• [本文]
【ガス缶の捨て方】CB缶・OD缶は穴あけ不要?安全な処分方法とは

「カセットコンロのボンベ、捨て方に迷う…」
「キャンプで使ったガス缶、穴を開けて捨てるって本当?」
そんな疑問を持つ方は意外と多いのではないでしょうか。
ガス缶は誤った処分をすると火災や爆発などの事故につながることもあり、処分ルールを正しく理解することがとても重要です。
この記事では、CB缶・OD缶と呼ばれる2種類のガス缶に絞って、安全かつ適切な捨て方を詳しく解説していきます。
CB缶・OD缶の基礎知識と分別ルール
CB缶・OD缶とは?


ガス缶とひとくちに言っても、実はいくつか種類があります。

• [画像ベースのレイアウト項目]

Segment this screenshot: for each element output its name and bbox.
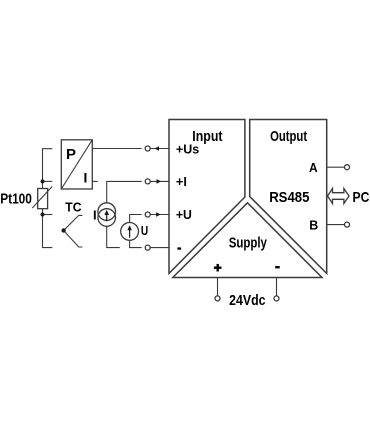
svg-text:U: U [141,223,148,238]
svg-text:+I: +I [176,174,187,189]
svg-text:+U: +U [176,207,192,222]
svg-text:TC: TC [65,199,82,214]
svg-text:Pt100: Pt100 [0,190,32,207]
svg-text:Output: Output [270,128,307,145]
svg-text:A: A [309,160,318,175]
svg-text:P: P [66,146,76,163]
svg-text:+Us: +Us [176,142,199,157]
svg-text:RS485: RS485 [269,189,309,206]
svg-text:I: I [93,207,97,222]
svg-text:Supply: Supply [229,235,268,252]
svg-text:I: I [84,170,88,186]
svg-text:PC: PC [353,189,370,206]
svg-text:B: B [309,217,318,232]
svg-text:24Vdc: 24Vdc [229,292,265,309]
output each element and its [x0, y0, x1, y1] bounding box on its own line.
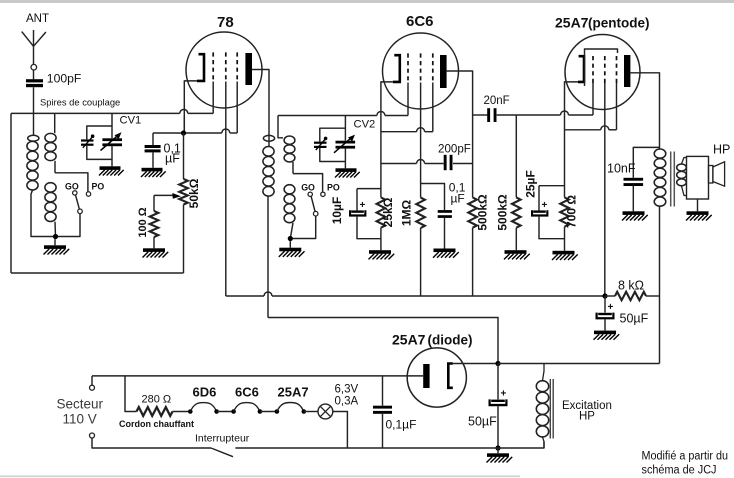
wire 10nF branch: [633, 147, 659, 177]
wire 6C6 g1 to rail2: [407, 83, 409, 116]
resistor R6 500k (grid leak): [512, 197, 521, 227]
svg-text:200pF: 200pF: [438, 142, 471, 155]
tube 78 grid g3 (dashed): [236, 52, 238, 81]
wire C11 top lead: [382, 376, 384, 406]
inductor L3 primary top loop: [263, 135, 274, 141]
wire 78 g1 to rail: [212, 82, 214, 114]
switch S1 GO contact: [73, 191, 77, 195]
svg-text:GO: GO: [301, 183, 315, 193]
wire C11 bottom lead: [382, 414, 384, 448]
wire CV2 lead from rail: [344, 116, 346, 141]
tube 6C6 anode: [440, 55, 447, 88]
wire field coil bottom: [543, 437, 545, 448]
capacitor C4 10uF electrolytic: [351, 210, 364, 212]
wire 6C6 cathode-g3 line: [381, 131, 417, 133]
inductor L1 coupling coil top loop: [28, 135, 39, 141]
tube 25A7d cathode bracket: [448, 364, 453, 388]
wire screen bus: [226, 295, 264, 297]
capacitor C7 20nF plates: [487, 108, 490, 122]
wire B+ rail: [268, 318, 498, 364]
svg-text:CV2: CV2: [354, 119, 376, 131]
svg-text:PO: PO: [327, 183, 340, 193]
resistor R3 25k: [377, 197, 386, 227]
wire 50uF-a lead: [604, 296, 606, 313]
wire 78 cathode lead: [184, 81, 197, 131]
wire heater link a: [217, 411, 234, 413]
wire g1 rail tank2: [278, 115, 377, 117]
svg-text:ANT: ANT: [26, 13, 49, 25]
wire 25A7p cathode-g3 line: [565, 129, 601, 131]
wire neutral from terminal: [92, 438, 211, 448]
wire 20nF left lead: [473, 114, 488, 116]
wire 6C6 g2 down: [420, 83, 422, 198]
svg-text:25A7: 25A7: [278, 385, 309, 400]
junction heater dot 5: [275, 409, 280, 414]
wire pot top lead: [183, 133, 185, 179]
lamp 6,3V 0,3A: [318, 404, 333, 419]
svg-text:100 Ω: 100 Ω: [137, 207, 149, 237]
junction heater dot 1: [188, 409, 193, 414]
capacitor C6 0,1uF plates: [438, 210, 452, 213]
inductor L1 coupling coil: [27, 141, 38, 150]
svg-text:25kΩ: 25kΩ: [381, 197, 395, 227]
capacitor C9 50uF electrolytic: [598, 313, 612, 315]
wire R2 top lead: [153, 195, 155, 211]
wire 78 g3 to cathode line: [236, 82, 238, 134]
svg-text:HP: HP: [579, 411, 595, 423]
trimmer CT2 adjust line: [316, 139, 326, 150]
svg-text:6D6: 6D6: [193, 385, 217, 400]
svg-text:500kΩ: 500kΩ: [476, 194, 490, 231]
wire dropper branch: [125, 376, 137, 412]
ground R2: [143, 248, 165, 252]
switch S2 blade: [311, 197, 315, 212]
inductor L5 field coil: [536, 381, 548, 392]
inductor L3 primary coil: [263, 147, 274, 157]
switch S2 common contact: [313, 211, 318, 216]
junction B+ node: [495, 361, 500, 366]
wire 10nF to ground: [632, 186, 634, 211]
wire R5 bottom to screen bus: [472, 228, 474, 296]
svg-text:50kΩ: 50kΩ: [187, 178, 201, 208]
capacitor C11 0,1uF plates: [373, 406, 392, 409]
svg-text:Spires de couplage: Spires de couplage: [40, 97, 120, 108]
wire L4 bottom to junction: [290, 223, 293, 239]
svg-text:700 Ω: 700 Ω: [565, 195, 579, 228]
wire antenna to C-ant: [33, 70, 35, 79]
ground CV2: [336, 168, 357, 172]
wire B+ to output stage: [498, 363, 660, 365]
wire R2 to ground: [153, 237, 155, 248]
wire C3 lead: [152, 133, 154, 145]
wire HP to ground: [697, 199, 699, 211]
junction tank2 ground node: [288, 236, 293, 241]
tube 78 anode: [245, 53, 252, 85]
inductor L4 lower section: [284, 185, 295, 194]
wire C6 branch: [421, 184, 445, 211]
inductor L2 upper section: [45, 133, 56, 142]
wire 500k2 top lead: [515, 115, 517, 197]
wire C9 to ground: [604, 319, 606, 330]
svg-text:10nF: 10nF: [607, 162, 636, 176]
svg-text:20nF: 20nF: [484, 95, 510, 107]
wire 25A7d output lead: [453, 363, 498, 365]
ground R7: [553, 251, 575, 255]
svg-text:GO: GO: [65, 182, 79, 192]
wire field coil top: [543, 364, 545, 381]
wire trimmer top rail: [87, 126, 112, 139]
capacitor C8 25uF electrolytic: [533, 210, 546, 212]
wire rail to L2 top: [54, 113, 56, 133]
ground 10nF: [623, 211, 645, 215]
capacitor CV1 arrow: [101, 135, 120, 151]
svg-text:Interrupteur: Interrupteur: [195, 433, 250, 445]
wire pot bottom lead: [183, 205, 185, 274]
capacitor CV2 arrow: [334, 137, 352, 153]
svg-text:Modifié a partir du: Modifié a partir du: [642, 451, 729, 463]
wire C3 to ground: [152, 152, 154, 167]
wire S1 common to junction: [56, 214, 81, 237]
capacitor C3 0,1uF plates: [145, 145, 161, 148]
svg-text:25A7: 25A7: [555, 15, 589, 31]
speaker HP horn: [709, 166, 713, 184]
wire R4 bottom to screen bus: [420, 228, 422, 296]
wire 25uF top rail: [539, 185, 565, 187]
wire 25A7p g2 down to screen bus: [604, 83, 606, 296]
wire T1 secondary bottom: [682, 186, 687, 196]
transformer T1 secondary: [677, 164, 687, 171]
wire rail2 to L4 top: [278, 116, 283, 138]
wire box bottom edge: [11, 272, 184, 274]
ground HP: [687, 211, 709, 215]
capacitor C10 50uF electrolytic: [491, 400, 505, 402]
tube 25A7d envelope: [407, 348, 466, 407]
junction neutral node: [495, 445, 500, 450]
junction heater dot 4: [258, 409, 263, 414]
wire box left edge: [10, 113, 12, 273]
wire 25uF leads: [538, 186, 540, 211]
speaker HP frame: [687, 156, 709, 199]
wire 25A7p anode lead: [630, 73, 659, 149]
wire R7 to ground: [564, 227, 566, 251]
tube 78 cathode: [197, 54, 204, 81]
resistor R8 8k: [605, 295, 615, 297]
wire R9 to heater chain: [173, 411, 191, 413]
scan border top: [0, 0, 734, 3]
wire L2 bottom to junction: [54, 222, 57, 237]
capacitor CV2 main plates: [336, 141, 356, 144]
wire trimmer2 bottom rail: [320, 148, 346, 162]
wire L4 tap section: [292, 162, 294, 174]
wire 78 cathode-g3 node line: [153, 132, 222, 134]
capacitor C12 10nF plates: [624, 178, 644, 181]
wire mains L line: [91, 376, 93, 385]
wire T1 primary bottom down: [659, 206, 661, 363]
wire T1 secondary top: [682, 158, 687, 164]
trimmer CT1 adjust line: [83, 137, 93, 148]
resistor R4 1M: [416, 198, 425, 228]
svg-text:(diode): (diode): [428, 333, 473, 348]
transformer T1 primary: [654, 149, 666, 158]
heater 25A7: [277, 403, 304, 412]
wire 200pF to anode line: [453, 163, 473, 165]
svg-text:78: 78: [217, 14, 234, 31]
switch S1 PO contact: [86, 192, 90, 196]
svg-text:6C6: 6C6: [406, 13, 434, 30]
ground R6: [505, 250, 527, 254]
svg-text:+: +: [360, 200, 366, 211]
tube 25A7p grid g1 (dashed): [592, 56, 594, 83]
tube 25A7p cathode: [578, 56, 584, 82]
svg-text:500kΩ: 500kΩ: [495, 194, 509, 231]
wire C6 to ground: [444, 218, 446, 249]
junction heater dot 2: [214, 409, 219, 414]
field coil core: [549, 379, 551, 439]
wire 25A7p cathode lead: [565, 82, 579, 197]
junction heater dot 3: [231, 409, 236, 414]
wire 10uF leads: [356, 189, 358, 211]
svg-text:6,3V: 6,3V: [335, 384, 359, 396]
wire L2 tap section: [54, 161, 56, 173]
wire tap to PO contact: [55, 173, 88, 192]
wire R3 to ground: [380, 228, 382, 251]
capacitor C5 200pF plates: [444, 155, 447, 170]
wire CV1 lead from rail: [111, 113, 113, 138]
tube 25A7p screen box: [585, 49, 618, 86]
tube 6C6 grid g3 (dashed): [432, 53, 434, 82]
svg-text:Secteur: Secteur: [57, 397, 104, 412]
wire 10uF top rail: [357, 188, 381, 190]
wire 50uF-b top lead: [497, 364, 499, 400]
capacitor 100pF plates: [26, 79, 43, 82]
wire lamp to neutral: [333, 412, 348, 449]
trimmer CT1 plates: [81, 139, 94, 141]
wire 50uF-b bottom lead: [497, 406, 499, 448]
wire g1 rail tank1 (top of box): [11, 112, 180, 114]
inductor L2 lower section: [45, 183, 56, 192]
svg-text:+: +: [501, 389, 507, 400]
switch S1 blade: [76, 195, 80, 209]
junction 78 cathode node: [181, 130, 186, 135]
resistor R2 100ohm: [150, 211, 159, 237]
wire 6C6 g3 to cathode line: [432, 83, 434, 132]
wire neutral to field coil: [498, 442, 544, 449]
resistor R9 280ohm cordon: [137, 407, 173, 416]
svg-text:µF: µF: [451, 192, 465, 206]
tube 6C6 envelope: [383, 33, 459, 109]
wire 20nF to pentode g1: [497, 114, 561, 116]
svg-text:50µF: 50µF: [468, 415, 497, 429]
svg-text:Cordon chauffant: Cordon chauffant: [119, 419, 194, 429]
wire 6C6 cathode lead: [381, 82, 393, 197]
wire 78 g2 down to screen bus: [225, 82, 227, 297]
wire S2 common to junction: [290, 216, 315, 238]
svg-text:PO: PO: [92, 182, 105, 192]
transformer T1 core: [670, 152, 672, 207]
scan border bottom: [0, 476, 520, 478]
tube 25A7p anode: [624, 55, 630, 87]
ground C9: [594, 331, 616, 335]
svg-text:8 kΩ: 8 kΩ: [618, 279, 644, 293]
wire heater to lamp: [304, 411, 318, 413]
ground R3: [369, 250, 391, 254]
junction screen bus node: [602, 293, 607, 298]
ground tank1: [54, 239, 56, 245]
heater 6D6: [190, 403, 216, 412]
ground C3: [142, 168, 163, 172]
tube 78 grid g1 (dashed): [212, 52, 214, 81]
svg-text:50µF: 50µF: [620, 312, 649, 326]
ground C6: [434, 249, 456, 253]
switch S2 PO contact: [321, 192, 325, 196]
svg-text:schéma de JCJ: schéma de JCJ: [642, 465, 717, 477]
tube 25A7p envelope: [565, 35, 640, 110]
ground tank2: [289, 241, 291, 248]
svg-text:(pentode): (pentode): [588, 16, 650, 31]
wire trimmer2 top rail: [320, 128, 346, 141]
tube 25A7p grid g2 (dashed): [604, 56, 606, 83]
svg-text:25A7: 25A7: [392, 332, 426, 348]
ground neutral: [497, 448, 499, 453]
tube 6C6 grid g1 (dashed): [407, 53, 409, 82]
svg-text:25µF: 25µF: [524, 170, 538, 198]
wire 6C6 anode lead: [447, 71, 473, 197]
wire CV1 to ground: [111, 146, 113, 166]
tube 78 envelope: [186, 32, 262, 108]
wire CV2 to ground: [344, 149, 346, 169]
svg-text:10µF: 10µF: [330, 197, 344, 225]
svg-text:0,1µF: 0,1µF: [386, 418, 417, 432]
wire L3 bottom to B+ rail: [267, 196, 269, 317]
terminal secteur N: [90, 433, 95, 438]
junction tank1 ground node: [53, 234, 58, 239]
svg-text:+: +: [542, 200, 548, 211]
terminal secteur L: [90, 385, 95, 390]
svg-text:+: +: [608, 302, 614, 313]
svg-text:µF: µF: [165, 152, 180, 166]
wire L1 bottom to junction: [31, 190, 56, 236]
wire neutral line: [235, 447, 498, 449]
tube 25A7p grid g3 (dashed): [616, 56, 618, 83]
inductor L4 upper section: [284, 136, 295, 144]
switch S1 common contact: [78, 209, 83, 214]
resistor R-pot 50k: [179, 179, 188, 205]
wire R6 to ground: [515, 228, 517, 251]
ground CV1: [100, 166, 121, 170]
wire 25A7p g3 to cathode line: [616, 83, 618, 130]
switch S2 GO contact: [308, 192, 312, 196]
wire 200pF line from cathode: [381, 163, 417, 165]
svg-text:HP: HP: [713, 143, 730, 157]
tube 6C6 grid g2 (dashed): [420, 53, 422, 82]
svg-text:1MΩ: 1MΩ: [400, 199, 414, 226]
svg-text:6C6: 6C6: [235, 385, 259, 400]
tube 78 grid g2 (dashed): [225, 52, 227, 81]
wire trimmer bottom rail: [87, 146, 112, 160]
junction heater dot 6: [302, 409, 307, 414]
tube 6C6 cathode: [393, 55, 400, 82]
antenna symbol: [33, 30, 35, 64]
svg-text:0,3A: 0,3A: [335, 396, 359, 408]
wire C-ant to coupling coil: [33, 87, 35, 135]
switch interrupteur blade: [211, 448, 233, 457]
capacitor CV1 main plates: [102, 138, 122, 141]
tube 25A7d plate bar: [423, 364, 429, 388]
svg-text:280 Ω: 280 Ω: [142, 394, 172, 406]
svg-text:CV1: CV1: [120, 115, 142, 127]
wire 78 anode lead: [252, 70, 269, 147]
pot wiper arrow: [154, 194, 174, 196]
svg-text:100pF: 100pF: [47, 72, 82, 86]
wire tap2 to PO contact: [293, 174, 323, 192]
svg-text:110 V: 110 V: [63, 412, 97, 427]
resistor R5 500k (anode load): [468, 197, 477, 227]
resistor R7 700ohm: [560, 197, 569, 226]
trimmer CT2 plates: [314, 142, 327, 144]
wire heater link b: [260, 411, 277, 413]
heater 6C6: [234, 403, 260, 412]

• [課題]
A: ガス缶の捨て方の記事が扱う2種類のガス缶は何か。
B: ガス缶の捨て方の記事で「ガス缶は誤った処分をすると」で始まる段落を、要点を残して短く書き直せ。
C: ガス缶の捨て方の記事にあるタイトルと見出しを、すべて挙げよ。

• [解答]
A: CB缶とOD缶

B: ガス缶の処分を誤ると火災や爆発などの事故につながるおそれがあるため、処分ルールを正しく理解することが重要だ。

C:
- 【ガス缶の捨て方】CB缶・OD缶は穴あけ不要?安全な処分方法とは
- CB缶・OD缶の基礎知識と分別ルール
- CB缶・OD缶とは?